| What you need to do |
Return the lines where the word "valuable" occurs.

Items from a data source
• • • • •
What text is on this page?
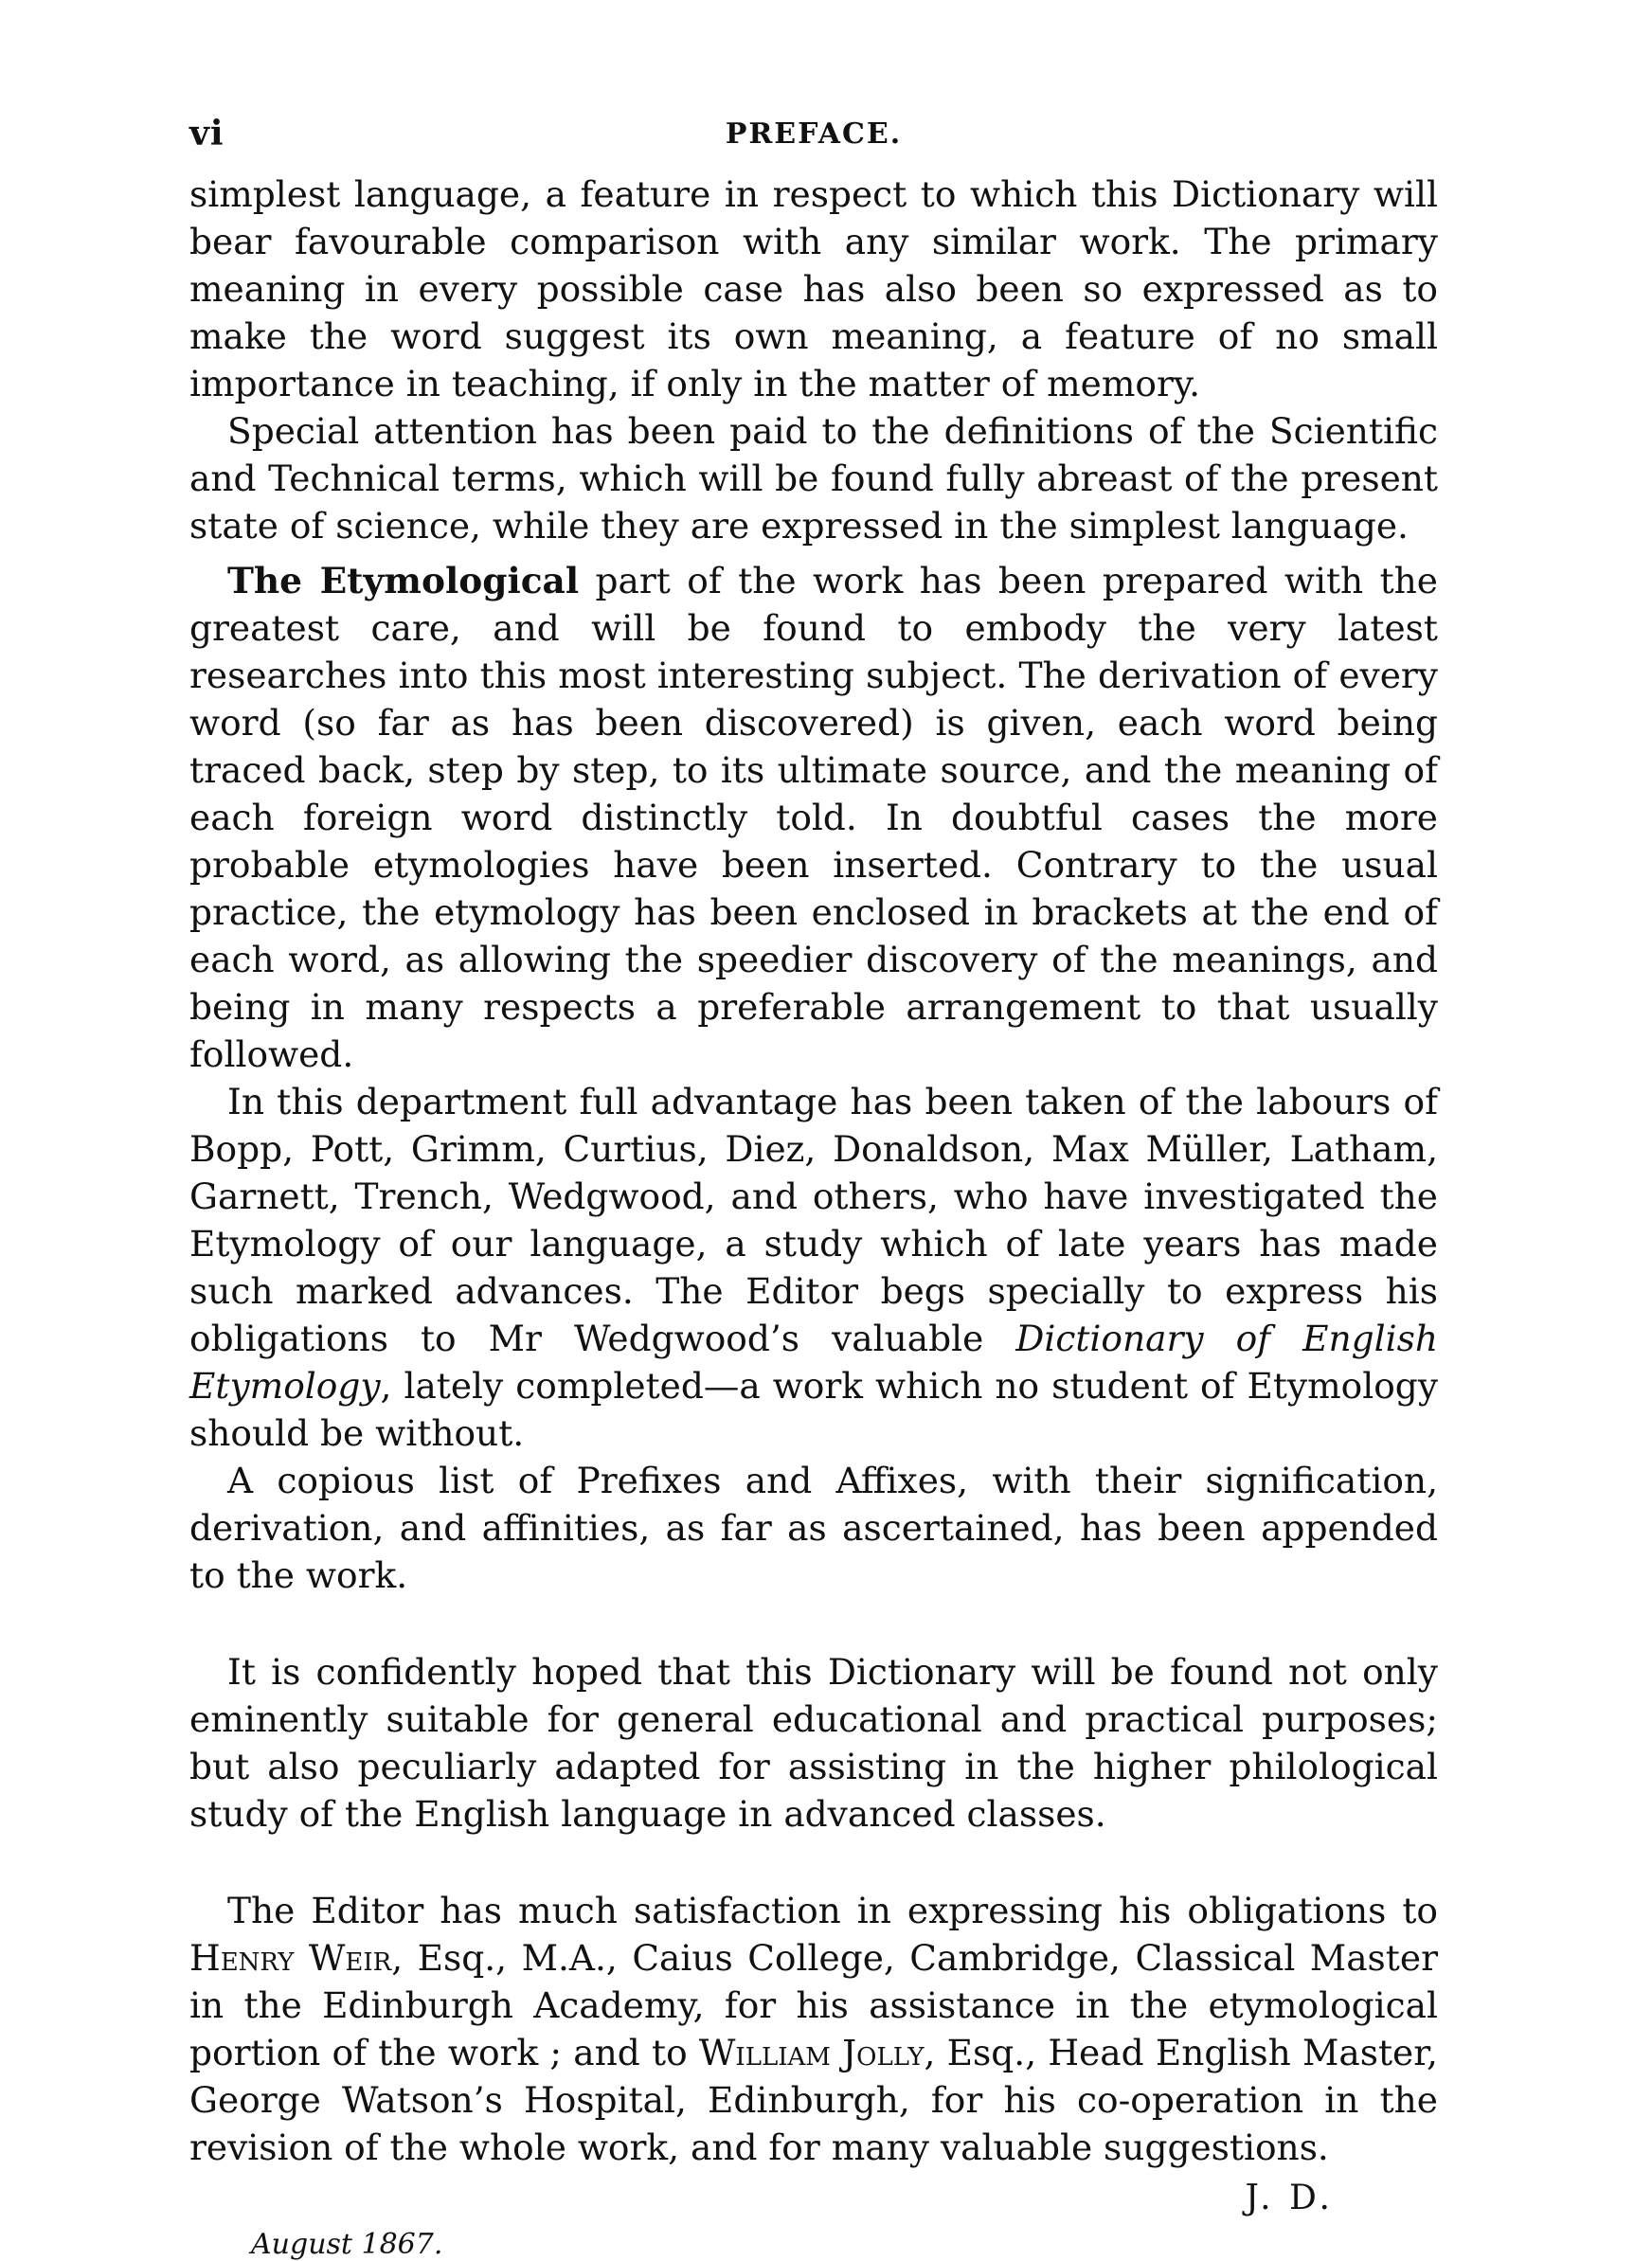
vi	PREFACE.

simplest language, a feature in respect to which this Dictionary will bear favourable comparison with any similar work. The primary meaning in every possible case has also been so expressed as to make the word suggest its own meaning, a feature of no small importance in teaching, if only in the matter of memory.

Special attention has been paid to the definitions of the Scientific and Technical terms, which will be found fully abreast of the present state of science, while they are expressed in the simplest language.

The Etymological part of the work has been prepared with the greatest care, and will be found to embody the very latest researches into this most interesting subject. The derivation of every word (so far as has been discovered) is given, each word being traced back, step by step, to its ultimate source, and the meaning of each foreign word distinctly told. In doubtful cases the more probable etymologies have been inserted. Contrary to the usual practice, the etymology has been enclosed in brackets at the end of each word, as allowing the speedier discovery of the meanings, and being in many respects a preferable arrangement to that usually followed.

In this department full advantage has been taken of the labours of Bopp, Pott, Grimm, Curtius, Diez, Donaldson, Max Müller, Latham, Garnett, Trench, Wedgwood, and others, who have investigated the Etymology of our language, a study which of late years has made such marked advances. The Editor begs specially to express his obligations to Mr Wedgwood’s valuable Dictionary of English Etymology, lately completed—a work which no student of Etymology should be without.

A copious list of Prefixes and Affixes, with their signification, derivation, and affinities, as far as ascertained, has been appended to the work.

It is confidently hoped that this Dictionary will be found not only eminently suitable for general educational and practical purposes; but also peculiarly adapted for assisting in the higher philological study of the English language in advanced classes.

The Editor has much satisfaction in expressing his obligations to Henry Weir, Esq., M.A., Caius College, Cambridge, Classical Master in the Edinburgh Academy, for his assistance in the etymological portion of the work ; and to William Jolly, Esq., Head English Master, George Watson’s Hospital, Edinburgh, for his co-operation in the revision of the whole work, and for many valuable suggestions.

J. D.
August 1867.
• • • • •
| Result for this task |
In this department full advantage has been taken of the labours of Bopp, Pott, Grimm, Curtius, Diez, Donaldson, Max Müller, Latham, Garnett, Trench, Wedgwood, and others, who have investigated the Etymology of our language, a study which of late years has made such marked advances. The Editor begs specially to express his obligations to Mr Wedgwood’s valuable Dictionary of English Etymology, lately completed—a work which no student of Etymology should be without.
The Editor has much satisfaction in expressing his obligations to Henry Weir, Esq., M.A., Caius College, Cambridge, Classical Master in the Edinburgh Academy, for his assistance in the etymological portion of the work ; and to William Jolly, Esq., Head English Master, George Watson’s Hospital, Edinburgh, for his co-operation in the revision of the whole work, and for many valuable suggestions.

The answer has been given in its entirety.